(Stored data)
++++++++++

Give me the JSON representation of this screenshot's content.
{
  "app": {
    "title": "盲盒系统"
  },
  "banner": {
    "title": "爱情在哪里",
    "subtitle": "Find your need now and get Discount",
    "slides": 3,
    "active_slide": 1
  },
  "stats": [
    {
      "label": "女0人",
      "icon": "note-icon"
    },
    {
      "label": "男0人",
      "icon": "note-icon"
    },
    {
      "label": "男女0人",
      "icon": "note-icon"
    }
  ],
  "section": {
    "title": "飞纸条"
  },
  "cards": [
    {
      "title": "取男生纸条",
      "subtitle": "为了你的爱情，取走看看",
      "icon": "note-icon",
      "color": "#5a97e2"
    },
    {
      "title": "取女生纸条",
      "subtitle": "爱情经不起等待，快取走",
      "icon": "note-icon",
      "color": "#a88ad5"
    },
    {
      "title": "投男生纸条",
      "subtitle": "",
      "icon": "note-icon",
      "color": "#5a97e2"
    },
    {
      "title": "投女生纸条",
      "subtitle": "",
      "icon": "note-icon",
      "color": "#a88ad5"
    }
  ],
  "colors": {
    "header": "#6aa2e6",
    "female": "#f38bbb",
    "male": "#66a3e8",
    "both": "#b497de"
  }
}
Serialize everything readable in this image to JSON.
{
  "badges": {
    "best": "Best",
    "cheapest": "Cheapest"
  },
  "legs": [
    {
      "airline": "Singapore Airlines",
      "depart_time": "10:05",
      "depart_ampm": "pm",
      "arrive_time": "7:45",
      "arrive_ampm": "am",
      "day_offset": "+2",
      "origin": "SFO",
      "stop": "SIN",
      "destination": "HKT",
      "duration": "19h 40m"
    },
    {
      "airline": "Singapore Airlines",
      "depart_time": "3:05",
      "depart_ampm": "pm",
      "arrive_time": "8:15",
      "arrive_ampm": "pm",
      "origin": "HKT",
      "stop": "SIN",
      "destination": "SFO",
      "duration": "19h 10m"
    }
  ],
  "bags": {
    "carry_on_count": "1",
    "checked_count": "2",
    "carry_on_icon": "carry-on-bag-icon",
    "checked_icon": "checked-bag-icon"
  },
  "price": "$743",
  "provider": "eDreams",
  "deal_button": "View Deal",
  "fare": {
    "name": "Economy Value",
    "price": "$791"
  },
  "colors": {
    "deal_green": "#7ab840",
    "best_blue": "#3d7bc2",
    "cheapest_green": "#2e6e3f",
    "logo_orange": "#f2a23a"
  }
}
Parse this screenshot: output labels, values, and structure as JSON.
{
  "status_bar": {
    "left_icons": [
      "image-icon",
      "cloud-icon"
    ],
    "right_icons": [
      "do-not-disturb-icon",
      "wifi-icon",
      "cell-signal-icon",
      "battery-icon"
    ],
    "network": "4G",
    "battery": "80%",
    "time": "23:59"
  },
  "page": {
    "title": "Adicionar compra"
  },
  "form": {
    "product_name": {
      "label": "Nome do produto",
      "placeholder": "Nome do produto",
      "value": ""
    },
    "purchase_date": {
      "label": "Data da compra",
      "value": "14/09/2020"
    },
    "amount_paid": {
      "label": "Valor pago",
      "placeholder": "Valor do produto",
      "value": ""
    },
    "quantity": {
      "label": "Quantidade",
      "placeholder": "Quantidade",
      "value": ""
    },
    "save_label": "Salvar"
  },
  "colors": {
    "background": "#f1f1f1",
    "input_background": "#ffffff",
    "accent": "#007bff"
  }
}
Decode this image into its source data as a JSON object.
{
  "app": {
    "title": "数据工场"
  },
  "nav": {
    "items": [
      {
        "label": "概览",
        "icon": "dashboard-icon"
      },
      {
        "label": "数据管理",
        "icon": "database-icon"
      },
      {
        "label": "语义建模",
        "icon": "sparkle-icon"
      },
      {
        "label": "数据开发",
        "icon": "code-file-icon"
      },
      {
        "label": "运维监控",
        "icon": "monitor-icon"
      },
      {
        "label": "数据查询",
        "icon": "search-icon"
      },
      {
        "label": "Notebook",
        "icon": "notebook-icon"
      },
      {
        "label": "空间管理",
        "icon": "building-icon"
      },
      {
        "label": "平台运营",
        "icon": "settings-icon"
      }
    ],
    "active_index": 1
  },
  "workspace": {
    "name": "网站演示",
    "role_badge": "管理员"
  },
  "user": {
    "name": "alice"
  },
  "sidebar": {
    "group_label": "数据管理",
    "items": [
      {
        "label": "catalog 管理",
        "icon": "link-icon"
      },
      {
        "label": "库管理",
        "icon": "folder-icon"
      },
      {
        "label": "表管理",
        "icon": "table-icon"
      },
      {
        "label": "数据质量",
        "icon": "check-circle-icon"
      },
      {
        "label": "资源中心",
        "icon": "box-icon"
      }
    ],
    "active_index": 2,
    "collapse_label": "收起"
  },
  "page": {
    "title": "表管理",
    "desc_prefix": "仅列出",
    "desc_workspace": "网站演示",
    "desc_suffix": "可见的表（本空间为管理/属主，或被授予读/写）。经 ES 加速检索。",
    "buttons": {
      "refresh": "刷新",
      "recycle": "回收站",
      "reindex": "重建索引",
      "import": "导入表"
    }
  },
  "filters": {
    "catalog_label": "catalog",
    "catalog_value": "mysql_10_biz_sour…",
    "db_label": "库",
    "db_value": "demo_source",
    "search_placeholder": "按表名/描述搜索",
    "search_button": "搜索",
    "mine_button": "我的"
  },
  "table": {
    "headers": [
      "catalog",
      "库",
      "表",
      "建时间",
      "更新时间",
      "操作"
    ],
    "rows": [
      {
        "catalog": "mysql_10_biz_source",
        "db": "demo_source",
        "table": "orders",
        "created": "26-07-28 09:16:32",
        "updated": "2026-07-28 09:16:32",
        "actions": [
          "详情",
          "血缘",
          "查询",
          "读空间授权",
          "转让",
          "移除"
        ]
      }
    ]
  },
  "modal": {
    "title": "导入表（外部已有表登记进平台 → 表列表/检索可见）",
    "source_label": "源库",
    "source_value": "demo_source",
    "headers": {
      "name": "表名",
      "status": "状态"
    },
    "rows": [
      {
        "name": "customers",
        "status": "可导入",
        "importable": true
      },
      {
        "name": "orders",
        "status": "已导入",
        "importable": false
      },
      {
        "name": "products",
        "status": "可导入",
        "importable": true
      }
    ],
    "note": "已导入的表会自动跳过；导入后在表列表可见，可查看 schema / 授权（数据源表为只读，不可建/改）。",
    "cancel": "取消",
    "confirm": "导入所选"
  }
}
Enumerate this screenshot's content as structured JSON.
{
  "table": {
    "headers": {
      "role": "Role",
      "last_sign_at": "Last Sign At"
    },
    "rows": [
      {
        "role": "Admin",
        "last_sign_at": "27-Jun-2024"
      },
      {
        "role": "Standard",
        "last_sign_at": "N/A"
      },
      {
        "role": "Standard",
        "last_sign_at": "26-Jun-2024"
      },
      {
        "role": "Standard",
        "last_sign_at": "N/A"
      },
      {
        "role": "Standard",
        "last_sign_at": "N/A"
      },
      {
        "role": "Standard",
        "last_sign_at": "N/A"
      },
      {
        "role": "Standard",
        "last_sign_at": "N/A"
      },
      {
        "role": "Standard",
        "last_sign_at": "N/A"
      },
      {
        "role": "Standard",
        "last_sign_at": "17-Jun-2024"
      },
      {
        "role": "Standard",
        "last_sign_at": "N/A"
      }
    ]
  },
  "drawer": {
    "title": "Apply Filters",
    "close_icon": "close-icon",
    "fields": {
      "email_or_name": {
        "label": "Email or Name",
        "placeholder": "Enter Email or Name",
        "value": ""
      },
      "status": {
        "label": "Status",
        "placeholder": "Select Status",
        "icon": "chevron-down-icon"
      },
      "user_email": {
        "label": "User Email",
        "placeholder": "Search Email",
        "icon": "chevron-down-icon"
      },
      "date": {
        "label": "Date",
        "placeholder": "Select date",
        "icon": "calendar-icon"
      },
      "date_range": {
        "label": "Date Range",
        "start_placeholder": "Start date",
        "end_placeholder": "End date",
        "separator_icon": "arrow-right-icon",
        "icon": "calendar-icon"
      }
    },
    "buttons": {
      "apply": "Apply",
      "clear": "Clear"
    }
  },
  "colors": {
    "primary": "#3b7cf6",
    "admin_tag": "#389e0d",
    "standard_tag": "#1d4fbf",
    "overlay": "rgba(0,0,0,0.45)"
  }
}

++++++++++

▶ GIVEN REQUEST
Tally up the lines holding the word "Nome" in the data above, and answer with that figure only.

▶ EXERCISE RESPONSE
2